■ **Records supplied**
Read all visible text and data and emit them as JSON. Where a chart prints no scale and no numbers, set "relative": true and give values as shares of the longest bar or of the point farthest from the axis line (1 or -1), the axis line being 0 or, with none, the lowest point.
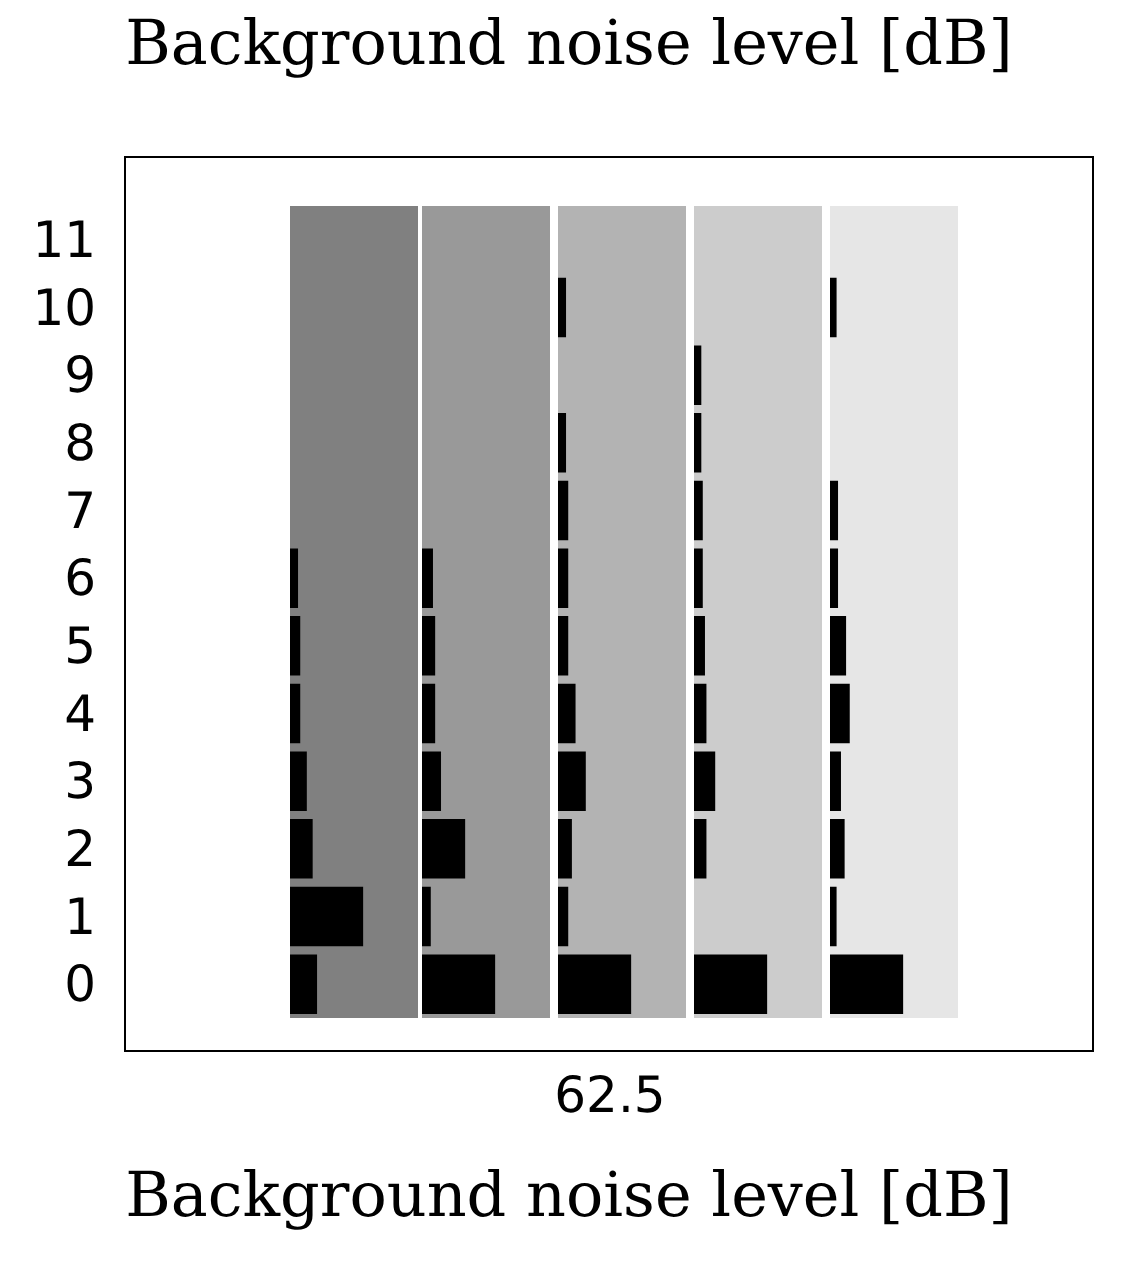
{
  "chart_data": [
    {
      "type": "bar",
      "orientation": "horizontal",
      "relative": true,
      "tick_labels": "y",
      "categories": [
        "11",
        "10",
        "9",
        "8",
        "7",
        "6",
        "5",
        "4",
        "3",
        "2",
        "1",
        "0"
      ],
      "series": [
        {
          "color": "#000000",
          "values": [
            null,
            null,
            null,
            null,
            null,
            0.11,
            0.14,
            0.14,
            0.23,
            0.31,
            1,
            0.37
          ]
        }
      ]
    },
    {
      "type": "bar",
      "orientation": "horizontal",
      "relative": true,
      "tick_labels": false,
      "categories": [
        "11",
        "10",
        "9",
        "8",
        "7",
        "6",
        "5",
        "4",
        "3",
        "2",
        "1",
        "0"
      ],
      "series": [
        {
          "color": "#000000",
          "values": [
            null,
            null,
            null,
            null,
            null,
            0.15,
            0.18,
            0.18,
            0.26,
            0.59,
            0.12,
            1
          ]
        }
      ]
    },
    {
      "type": "bar",
      "orientation": "horizontal",
      "relative": true,
      "tick_labels": false,
      "title": "Background noise level [dB]",
      "xlabel": "Background noise level [dB]",
      "annotations": [
        "62.5"
      ],
      "categories": [
        "11",
        "10",
        "9",
        "8",
        "7",
        "6",
        "5",
        "4",
        "3",
        "2",
        "1",
        "0"
      ],
      "series": [
        {
          "color": "#000000",
          "values": [
            null,
            0.11,
            null,
            0.11,
            0.14,
            0.14,
            0.14,
            0.24,
            0.38,
            0.19,
            0.14,
            1
          ]
        }
      ]
    },
    {
      "type": "bar",
      "orientation": "horizontal",
      "relative": true,
      "tick_labels": false,
      "categories": [
        "11",
        "10",
        "9",
        "8",
        "7",
        "6",
        "5",
        "4",
        "3",
        "2",
        "1",
        "0"
      ],
      "series": [
        {
          "color": "#000000",
          "values": [
            null,
            null,
            0.1,
            0.1,
            0.12,
            0.12,
            0.15,
            0.17,
            0.29,
            0.17,
            null,
            1
          ]
        }
      ]
    },
    {
      "type": "bar",
      "orientation": "horizontal",
      "relative": true,
      "tick_labels": false,
      "categories": [
        "11",
        "10",
        "9",
        "8",
        "7",
        "6",
        "5",
        "4",
        "3",
        "2",
        "1",
        "0"
      ],
      "series": [
        {
          "color": "#000000",
          "values": [
            null,
            0.09,
            null,
            null,
            0.11,
            0.11,
            0.22,
            0.27,
            0.15,
            0.2,
            0.09,
            1
          ]
        }
      ]
    }
  ]
}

■ **Given exercise**
From the material above, gather all lines that include the string "noise" and copy them.

■ **Result for this exercise**
      "title": "Background noise level [dB]",
      "xlabel": "Background noise level [dB]",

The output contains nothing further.